## start Given records

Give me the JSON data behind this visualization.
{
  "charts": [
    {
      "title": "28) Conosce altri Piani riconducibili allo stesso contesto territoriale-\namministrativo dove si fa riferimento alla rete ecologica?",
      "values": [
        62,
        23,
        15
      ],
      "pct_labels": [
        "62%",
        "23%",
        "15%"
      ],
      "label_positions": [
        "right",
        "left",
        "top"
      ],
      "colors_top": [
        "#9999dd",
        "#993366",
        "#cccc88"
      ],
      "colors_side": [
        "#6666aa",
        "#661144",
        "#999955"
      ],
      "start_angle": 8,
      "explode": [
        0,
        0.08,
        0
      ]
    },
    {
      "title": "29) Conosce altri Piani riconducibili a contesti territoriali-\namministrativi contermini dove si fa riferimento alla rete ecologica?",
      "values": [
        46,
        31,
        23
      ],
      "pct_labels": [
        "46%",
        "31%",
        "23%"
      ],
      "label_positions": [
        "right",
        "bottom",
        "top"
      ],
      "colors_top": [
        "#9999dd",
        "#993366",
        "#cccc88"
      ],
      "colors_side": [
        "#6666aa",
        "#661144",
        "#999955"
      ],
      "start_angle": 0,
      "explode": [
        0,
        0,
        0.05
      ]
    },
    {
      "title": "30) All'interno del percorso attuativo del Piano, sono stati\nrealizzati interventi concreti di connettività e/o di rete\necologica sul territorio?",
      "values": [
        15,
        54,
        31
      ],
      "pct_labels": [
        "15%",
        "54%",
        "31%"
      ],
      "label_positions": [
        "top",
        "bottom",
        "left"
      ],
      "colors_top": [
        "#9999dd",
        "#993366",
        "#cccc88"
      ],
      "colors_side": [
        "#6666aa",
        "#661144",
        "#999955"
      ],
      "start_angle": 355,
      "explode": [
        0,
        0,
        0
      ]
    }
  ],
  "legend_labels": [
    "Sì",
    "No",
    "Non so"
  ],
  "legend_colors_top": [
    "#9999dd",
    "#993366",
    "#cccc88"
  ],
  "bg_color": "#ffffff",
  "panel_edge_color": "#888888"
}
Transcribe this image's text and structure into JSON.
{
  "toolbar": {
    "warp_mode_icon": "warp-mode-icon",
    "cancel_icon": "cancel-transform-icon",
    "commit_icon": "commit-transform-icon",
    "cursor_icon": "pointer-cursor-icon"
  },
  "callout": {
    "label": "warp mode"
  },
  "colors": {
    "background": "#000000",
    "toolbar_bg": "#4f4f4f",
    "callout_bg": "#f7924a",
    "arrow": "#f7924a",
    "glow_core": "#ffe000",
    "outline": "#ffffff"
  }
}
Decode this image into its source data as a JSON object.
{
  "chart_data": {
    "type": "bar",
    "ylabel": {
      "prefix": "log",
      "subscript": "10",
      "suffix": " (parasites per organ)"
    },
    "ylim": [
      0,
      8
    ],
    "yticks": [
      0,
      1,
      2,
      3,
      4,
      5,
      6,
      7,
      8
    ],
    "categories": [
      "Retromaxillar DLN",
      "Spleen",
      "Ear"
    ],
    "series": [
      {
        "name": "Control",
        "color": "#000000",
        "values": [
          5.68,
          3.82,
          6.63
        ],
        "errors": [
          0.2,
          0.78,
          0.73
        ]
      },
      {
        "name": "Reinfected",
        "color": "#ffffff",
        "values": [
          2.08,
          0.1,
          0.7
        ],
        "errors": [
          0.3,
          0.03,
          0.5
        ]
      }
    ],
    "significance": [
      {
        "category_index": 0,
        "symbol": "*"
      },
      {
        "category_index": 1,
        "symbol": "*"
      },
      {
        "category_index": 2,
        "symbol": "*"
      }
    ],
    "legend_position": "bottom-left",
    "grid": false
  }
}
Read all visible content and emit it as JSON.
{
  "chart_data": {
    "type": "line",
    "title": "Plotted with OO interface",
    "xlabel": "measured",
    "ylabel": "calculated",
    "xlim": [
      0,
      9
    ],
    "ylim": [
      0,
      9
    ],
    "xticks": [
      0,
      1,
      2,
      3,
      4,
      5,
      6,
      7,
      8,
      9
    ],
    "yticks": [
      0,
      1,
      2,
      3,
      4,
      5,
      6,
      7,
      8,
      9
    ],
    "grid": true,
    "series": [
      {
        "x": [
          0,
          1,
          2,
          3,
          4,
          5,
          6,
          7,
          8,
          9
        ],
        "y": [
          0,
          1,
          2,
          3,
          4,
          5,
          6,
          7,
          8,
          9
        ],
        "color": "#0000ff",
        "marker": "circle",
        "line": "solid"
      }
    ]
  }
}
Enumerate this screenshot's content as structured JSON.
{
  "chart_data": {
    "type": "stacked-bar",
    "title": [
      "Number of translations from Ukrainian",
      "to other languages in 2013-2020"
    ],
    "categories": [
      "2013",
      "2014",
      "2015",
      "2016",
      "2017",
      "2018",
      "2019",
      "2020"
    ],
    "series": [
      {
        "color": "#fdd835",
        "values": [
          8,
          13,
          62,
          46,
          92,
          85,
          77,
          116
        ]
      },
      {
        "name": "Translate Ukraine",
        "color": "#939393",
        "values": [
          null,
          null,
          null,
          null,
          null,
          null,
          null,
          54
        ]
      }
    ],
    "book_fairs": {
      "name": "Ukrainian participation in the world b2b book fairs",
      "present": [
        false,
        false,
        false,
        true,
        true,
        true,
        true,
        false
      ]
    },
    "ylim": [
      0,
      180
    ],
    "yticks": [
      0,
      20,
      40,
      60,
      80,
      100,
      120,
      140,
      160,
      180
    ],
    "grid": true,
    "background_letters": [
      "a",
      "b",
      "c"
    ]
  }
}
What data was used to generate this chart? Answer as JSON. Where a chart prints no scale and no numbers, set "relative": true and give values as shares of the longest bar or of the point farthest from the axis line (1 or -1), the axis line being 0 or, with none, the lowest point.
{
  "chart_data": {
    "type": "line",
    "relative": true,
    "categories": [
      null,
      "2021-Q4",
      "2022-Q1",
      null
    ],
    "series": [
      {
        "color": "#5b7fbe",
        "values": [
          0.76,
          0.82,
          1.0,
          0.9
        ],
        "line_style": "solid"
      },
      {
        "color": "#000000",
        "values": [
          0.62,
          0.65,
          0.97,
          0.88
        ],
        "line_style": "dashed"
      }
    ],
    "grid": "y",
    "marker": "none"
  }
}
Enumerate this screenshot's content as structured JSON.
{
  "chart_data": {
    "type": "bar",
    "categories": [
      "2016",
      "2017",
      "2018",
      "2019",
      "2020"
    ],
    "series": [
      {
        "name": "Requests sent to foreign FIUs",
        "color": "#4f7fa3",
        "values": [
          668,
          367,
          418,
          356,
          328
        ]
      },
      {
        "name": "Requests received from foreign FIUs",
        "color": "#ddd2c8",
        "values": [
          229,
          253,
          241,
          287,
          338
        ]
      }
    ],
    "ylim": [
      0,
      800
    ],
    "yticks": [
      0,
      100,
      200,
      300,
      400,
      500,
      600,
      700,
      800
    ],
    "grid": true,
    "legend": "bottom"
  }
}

## end Given records

● Goal:
Every record should be repeated exactly; please leave none out.

● Final result:
Give me the JSON data behind this visualization.
{
  "charts": [
    {
      "title": "28) Conosce altri Piani riconducibili allo stesso contesto territoriale-\namministrativo dove si fa riferimento alla rete ecologica?",
      "values": [
        62,
        23,
        15
      ],
      "pct_labels": [
        "62%",
        "23%",
        "15%"
      ],
      "label_positions": [
        "right",
        "left",
        "top"
      ],
      "colors_top": [
        "#9999dd",
        "#993366",
        "#cccc88"
      ],
      "colors_side": [
        "#6666aa",
        "#661144",
        "#999955"
      ],
      "start_angle": 8,
      "explode": [
        0,
        0.08,
        0
      ]
    },
    {
      "title": "29) Conosce altri Piani riconducibili a contesti territoriali-\namministrativi contermini dove si fa riferimento alla rete ecologica?",
      "values": [
        46,
        31,
        23
      ],
      "pct_labels": [
        "46%",
        "31%",
        "23%"
      ],
      "label_positions": [
        "right",
        "bottom",
        "top"
      ],
      "colors_top": [
        "#9999dd",
        "#993366",
        "#cccc88"
      ],
      "colors_side": [
        "#6666aa",
        "#661144",
        "#999955"
      ],
      "start_angle": 0,
      "explode": [
        0,
        0,
        0.05
      ]
    },
    {
      "title": "30) All'interno del percorso attuativo del Piano, sono stati\nrealizzati interventi concreti di connettività e/o di rete\necologica sul territorio?",
      "values": [
        15,
        54,
        31
      ],
      "pct_labels": [
        "15%",
        "54%",
        "31%"
      ],
      "label_positions": [
        "top",
        "bottom",
        "left"
      ],
      "colors_top": [
        "#9999dd",
        "#993366",
        "#cccc88"
      ],
      "colors_side": [
        "#6666aa",
        "#661144",
        "#999955"
      ],
      "start_angle": 355,
      "explode": [
        0,
        0,
        0
      ]
    }
  ],
  "legend_labels": [
    "Sì",
    "No",
    "Non so"
  ],
  "legend_colors_top": [
    "#9999dd",
    "#993366",
    "#cccc88"
  ],
  "bg_color": "#ffffff",
  "panel_edge_color": "#888888"
}
Transcribe this image's text and structure into JSON.
{
  "toolbar": {
    "warp_mode_icon": "warp-mode-icon",
    "cancel_icon": "cancel-transform-icon",
    "commit_icon": "commit-transform-icon",
    "cursor_icon": "pointer-cursor-icon"
  },
  "callout": {
    "label": "warp mode"
  },
  "colors": {
    "background": "#000000",
    "toolbar_bg": "#4f4f4f",
    "callout_bg": "#f7924a",
    "arrow": "#f7924a",
    "glow_core": "#ffe000",
    "outline": "#ffffff"
  }
}
Decode this image into its source data as a JSON object.
{
  "chart_data": {
    "type": "bar",
    "ylabel": {
      "prefix": "log",
      "subscript": "10",
      "suffix": " (parasites per organ)"
    },
    "ylim": [
      0,
      8
    ],
    "yticks": [
      0,
      1,
      2,
      3,
      4,
      5,
      6,
      7,
      8
    ],
    "categories": [
      "Retromaxillar DLN",
      "Spleen",
      "Ear"
    ],
    "series": [
      {
        "name": "Control",
        "color": "#000000",
        "values": [
          5.68,
          3.82,
          6.63
        ],
        "errors": [
          0.2,
          0.78,
          0.73
        ]
      },
      {
        "name": "Reinfected",
        "color": "#ffffff",
        "values": [
          2.08,
          0.1,
          0.7
        ],
        "errors": [
          0.3,
          0.03,
          0.5
        ]
      }
    ],
    "significance": [
      {
        "category_index": 0,
        "symbol": "*"
      },
      {
        "category_index": 1,
        "symbol": "*"
      },
      {
        "category_index": 2,
        "symbol": "*"
      }
    ],
    "legend_position": "bottom-left",
    "grid": false
  }
}
Read all visible content and emit it as JSON.
{
  "chart_data": {
    "type": "line",
    "title": "Plotted with OO interface",
    "xlabel": "measured",
    "ylabel": "calculated",
    "xlim": [
      0,
      9
    ],
    "ylim": [
      0,
      9
    ],
    "xticks": [
      0,
      1,
      2,
      3,
      4,
      5,
      6,
      7,
      8,
      9
    ],
    "yticks": [
      0,
      1,
      2,
      3,
      4,
      5,
      6,
      7,
      8,
      9
    ],
    "grid": true,
    "series": [
      {
        "x": [
          0,
          1,
          2,
          3,
          4,
          5,
          6,
          7,
          8,
          9
        ],
        "y": [
          0,
          1,
          2,
          3,
          4,
          5,
          6,
          7,
          8,
          9
        ],
        "color": "#0000ff",
        "marker": "circle",
        "line": "solid"
      }
    ]
  }
}
Enumerate this screenshot's content as structured JSON.
{
  "chart_data": {
    "type": "stacked-bar",
    "title": [
      "Number of translations from Ukrainian",
      "to other languages in 2013-2020"
    ],
    "categories": [
      "2013",
      "2014",
      "2015",
      "2016",
      "2017",
      "2018",
      "2019",
      "2020"
    ],
    "series": [
      {
        "color": "#fdd835",
        "values": [
          8,
          13,
          62,
          46,
          92,
          85,
          77,
          116
        ]
      },
      {
        "name": "Translate Ukraine",
        "color": "#939393",
        "values": [
          null,
          null,
          null,
          null,
          null,
          null,
          null,
          54
        ]
      }
    ],
    "book_fairs": {
      "name": "Ukrainian participation in the world b2b book fairs",
      "present": [
        false,
        false,
        false,
        true,
        true,
        true,
        true,
        false
      ]
    },
    "ylim": [
      0,
      180
    ],
    "yticks": [
      0,
      20,
      40,
      60,
      80,
      100,
      120,
      140,
      160,
      180
    ],
    "grid": true,
    "background_letters": [
      "a",
      "b",
      "c"
    ]
  }
}
What data was used to generate this chart? Answer as JSON. Where a chart prints no scale and no numbers, set "relative": true and give values as shares of the longest bar or of the point farthest from the axis line (1 or -1), the axis line being 0 or, with none, the lowest point.
{
  "chart_data": {
    "type": "line",
    "relative": true,
    "categories": [
      null,
      "2021-Q4",
      "2022-Q1",
      null
    ],
    "series": [
      {
        "color": "#5b7fbe",
        "values": [
          0.76,
          0.82,
          1.0,
          0.9
        ],
        "line_style": "solid"
      },
      {
        "color": "#000000",
        "values": [
          0.62,
          0.65,
          0.97,
          0.88
        ],
        "line_style": "dashed"
      }
    ],
    "grid": "y",
    "marker": "none"
  }
}
Enumerate this screenshot's content as structured JSON.
{
  "chart_data": {
    "type": "bar",
    "categories": [
      "2016",
      "2017",
      "2018",
      "2019",
      "2020"
    ],
    "series": [
      {
        "name": "Requests sent to foreign FIUs",
        "color": "#4f7fa3",
        "values": [
          668,
          367,
          418,
          356,
          328
        ]
      },
      {
        "name": "Requests received from foreign FIUs",
        "color": "#ddd2c8",
        "values": [
          229,
          253,
          241,
          287,
          338
        ]
      }
    ],
    "ylim": [
      0,
      800
    ],
    "yticks": [
      0,
      100,
      200,
      300,
      400,
      500,
      600,
      700,
      800
    ],
    "grid": true,
    "legend": "bottom"
  }
}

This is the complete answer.